> **Task details**
Please copy every line of the records below that holds the word "this".
- - -
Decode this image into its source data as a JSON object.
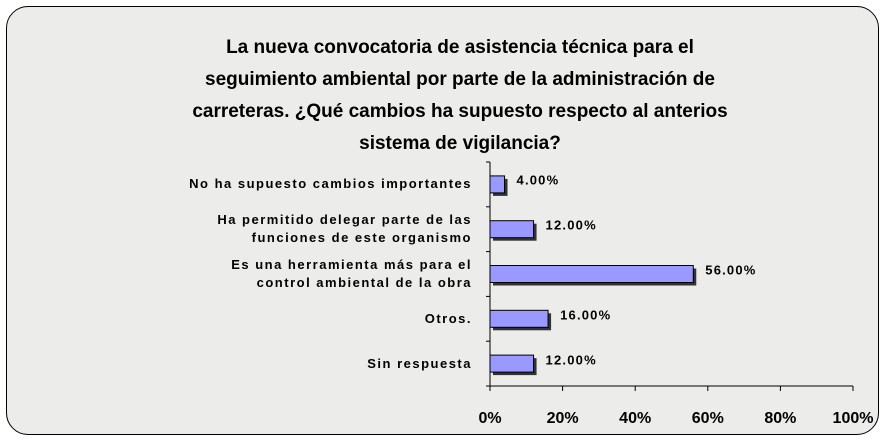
{
  "chart_data": {
    "type": "barh",
    "title": "La nueva convocatoria de asistencia técnica para el\nseguimiento ambiental por parte de la administración de\ncarreteras. ¿Qué cambios ha supuesto respecto al anterios\nsistema de vigilancia?",
    "categories": [
      "No ha supuesto cambios importantes",
      "Ha permitido delegar parte de las\nfunciones de este organismo",
      "Es una herramienta más para el\ncontrol ambiental de la obra",
      "Otros.",
      "Sin respuesta"
    ],
    "values": [
      4,
      12,
      56,
      16,
      12
    ],
    "value_labels": [
      "4.00%",
      "12.00%",
      "56.00%",
      "16.00%",
      "12.00%"
    ],
    "color": "#9999ff",
    "xlim": [
      0,
      100
    ],
    "xticks": [
      {
        "value": 0,
        "label": "0%"
      },
      {
        "value": 20,
        "label": "20%"
      },
      {
        "value": 40,
        "label": "40%"
      },
      {
        "value": 60,
        "label": "60%"
      },
      {
        "value": 80,
        "label": "80%"
      },
      {
        "value": 100,
        "label": "100%"
      }
    ]
  }
}
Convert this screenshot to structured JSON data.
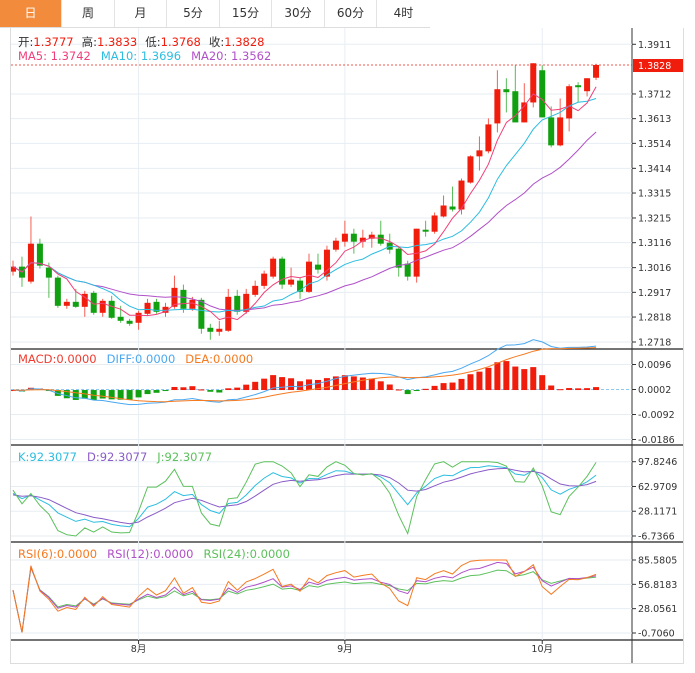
{
  "tabs": [
    {
      "label": "日",
      "active": true
    },
    {
      "label": "周",
      "active": false
    },
    {
      "label": "月",
      "active": false
    },
    {
      "label": "5分",
      "active": false
    },
    {
      "label": "15分",
      "active": false
    },
    {
      "label": "30分",
      "active": false
    },
    {
      "label": "60分",
      "active": false
    },
    {
      "label": "4时",
      "active": false
    }
  ],
  "ohlc_legend": {
    "open_label": "开:",
    "open": "1.3777",
    "high_label": "高:",
    "high": "1.3833",
    "low_label": "低:",
    "low": "1.3768",
    "close_label": "收:",
    "close": "1.3828"
  },
  "ma_legend": {
    "ma5": "MA5: 1.3742",
    "ma10": "MA10: 1.3696",
    "ma20": "MA20: 1.3562"
  },
  "macd_legend": {
    "macd": "MACD:0.0000",
    "diff": "DIFF:0.0000",
    "dea": "DEA:0.0000"
  },
  "kdj_legend": {
    "k": "K:92.3077",
    "d": "D:92.3077",
    "j": "J:92.3077"
  },
  "rsi_legend": {
    "rsi6": "RSI(6):0.0000",
    "rsi12": "RSI(12):0.0000",
    "rsi24": "RSI(24):0.0000"
  },
  "colors": {
    "up": "#f01c0c",
    "down": "#10a010",
    "ma5": "#f0407a",
    "ma10": "#2cbde0",
    "ma20": "#b050c8",
    "diff": "#4aa8f0",
    "dea": "#f57a20",
    "k": "#2cbde0",
    "d": "#8a5cc8",
    "j": "#5cc05c",
    "rsi6": "#f57a20",
    "rsi12": "#b050c8",
    "rsi24": "#5cc05c",
    "tab_active": "#f28c3c"
  },
  "chart_data": {
    "type": "candlestick",
    "last_price": "1.3828",
    "price_ticks": [
      "1.3911",
      "1.3828",
      "1.3712",
      "1.3613",
      "1.3514",
      "1.3414",
      "1.3315",
      "1.3215",
      "1.3116",
      "1.3016",
      "1.2917",
      "1.2818",
      "1.2718"
    ],
    "price_range": [
      1.2718,
      1.3911
    ],
    "macd_ticks": [
      "0.0096",
      "0.0002",
      "-0.0092",
      "-0.0186"
    ],
    "kdj_ticks": [
      "97.8246",
      "62.9709",
      "28.1171",
      "-6.7366"
    ],
    "rsi_ticks": [
      "85.5805",
      "56.8183",
      "28.0561",
      "-0.7060"
    ],
    "x_labels": [
      {
        "label": "8月",
        "index": 14
      },
      {
        "label": "9月",
        "index": 37
      },
      {
        "label": "10月",
        "index": 59
      }
    ],
    "candles_ohlc": [
      [
        1.3,
        1.3044,
        1.2984,
        1.302
      ],
      [
        1.302,
        1.306,
        1.2939,
        1.2976
      ],
      [
        1.296,
        1.3221,
        1.2952,
        1.3112
      ],
      [
        1.3112,
        1.3132,
        1.3012,
        1.3024
      ],
      [
        1.3016,
        1.3036,
        1.2895,
        1.2976
      ],
      [
        1.2976,
        1.2984,
        1.2855,
        1.2863
      ],
      [
        1.2863,
        1.2891,
        1.2851,
        1.2879
      ],
      [
        1.2879,
        1.2931,
        1.2855,
        1.2859
      ],
      [
        1.2859,
        1.2923,
        1.2819,
        1.2911
      ],
      [
        1.2915,
        1.2923,
        1.2827,
        1.2835
      ],
      [
        1.2835,
        1.2891,
        1.2819,
        1.2883
      ],
      [
        1.2883,
        1.2903,
        1.2811,
        1.2815
      ],
      [
        1.2819,
        1.2863,
        1.2795,
        1.2803
      ],
      [
        1.2803,
        1.2811,
        1.2783,
        1.2791
      ],
      [
        1.2795,
        1.2843,
        1.2767,
        1.2835
      ],
      [
        1.2831,
        1.2891,
        1.2823,
        1.2875
      ],
      [
        1.2879,
        1.2891,
        1.2831,
        1.2839
      ],
      [
        1.2835,
        1.2875,
        1.2819,
        1.2859
      ],
      [
        1.2859,
        1.2984,
        1.2851,
        1.2935
      ],
      [
        1.2927,
        1.2948,
        1.2835,
        1.2851
      ],
      [
        1.2851,
        1.2899,
        1.2843,
        1.2887
      ],
      [
        1.2887,
        1.2895,
        1.2751,
        1.2771
      ],
      [
        1.2775,
        1.2791,
        1.2727,
        1.2759
      ],
      [
        1.2759,
        1.2803,
        1.2743,
        1.2771
      ],
      [
        1.2763,
        1.2931,
        1.2759,
        1.2899
      ],
      [
        1.2903,
        1.2927,
        1.2827,
        1.2839
      ],
      [
        1.2839,
        1.2931,
        1.2831,
        1.2911
      ],
      [
        1.2907,
        1.2964,
        1.2899,
        1.2943
      ],
      [
        1.2943,
        1.3004,
        1.2931,
        1.2992
      ],
      [
        1.298,
        1.306,
        1.2972,
        1.3052
      ],
      [
        1.3052,
        1.306,
        1.2931,
        1.2948
      ],
      [
        1.2948,
        1.3016,
        1.2939,
        1.2968
      ],
      [
        1.2964,
        1.2976,
        1.2891,
        1.2919
      ],
      [
        1.2919,
        1.3072,
        1.2915,
        1.304
      ],
      [
        1.3028,
        1.3072,
        1.2992,
        1.3008
      ],
      [
        1.298,
        1.3104,
        1.2964,
        1.3088
      ],
      [
        1.3088,
        1.3136,
        1.308,
        1.3124
      ],
      [
        1.312,
        1.3204,
        1.31,
        1.3152
      ],
      [
        1.3152,
        1.3172,
        1.3072,
        1.312
      ],
      [
        1.312,
        1.3168,
        1.3096,
        1.3136
      ],
      [
        1.3132,
        1.316,
        1.3096,
        1.3148
      ],
      [
        1.3148,
        1.3204,
        1.3104,
        1.3112
      ],
      [
        1.3116,
        1.3152,
        1.3072,
        1.3088
      ],
      [
        1.3092,
        1.31,
        1.298,
        1.3016
      ],
      [
        1.3032,
        1.3044,
        1.2964,
        1.298
      ],
      [
        1.298,
        1.3172,
        1.2956,
        1.3172
      ],
      [
        1.3168,
        1.3204,
        1.314,
        1.316
      ],
      [
        1.316,
        1.3237,
        1.3152,
        1.3225
      ],
      [
        1.3221,
        1.3305,
        1.3217,
        1.3265
      ],
      [
        1.3261,
        1.3341,
        1.3241,
        1.3249
      ],
      [
        1.3249,
        1.3373,
        1.3229,
        1.3365
      ],
      [
        1.3357,
        1.3466,
        1.3353,
        1.3462
      ],
      [
        1.3462,
        1.3542,
        1.3405,
        1.3486
      ],
      [
        1.3482,
        1.3614,
        1.3474,
        1.359
      ],
      [
        1.3594,
        1.3807,
        1.3558,
        1.3731
      ],
      [
        1.3731,
        1.3775,
        1.3638,
        1.3719
      ],
      [
        1.3723,
        1.3827,
        1.3598,
        1.3598
      ],
      [
        1.3598,
        1.3755,
        1.3598,
        1.3678
      ],
      [
        1.3678,
        1.3835,
        1.3658,
        1.3835
      ],
      [
        1.3807,
        1.3827,
        1.3618,
        1.3618
      ],
      [
        1.3618,
        1.3662,
        1.3498,
        1.3506
      ],
      [
        1.3506,
        1.3694,
        1.3502,
        1.3618
      ],
      [
        1.3614,
        1.3751,
        1.3562,
        1.3743
      ],
      [
        1.3747,
        1.3759,
        1.3678,
        1.3739
      ],
      [
        1.3723,
        1.3775,
        1.3702,
        1.3775
      ],
      [
        1.3777,
        1.3833,
        1.3768,
        1.3828
      ]
    ]
  }
}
- - -
> **Full response**
Decode this image into its source data as a JSON object.
Convert this screenshot to structured JSON data.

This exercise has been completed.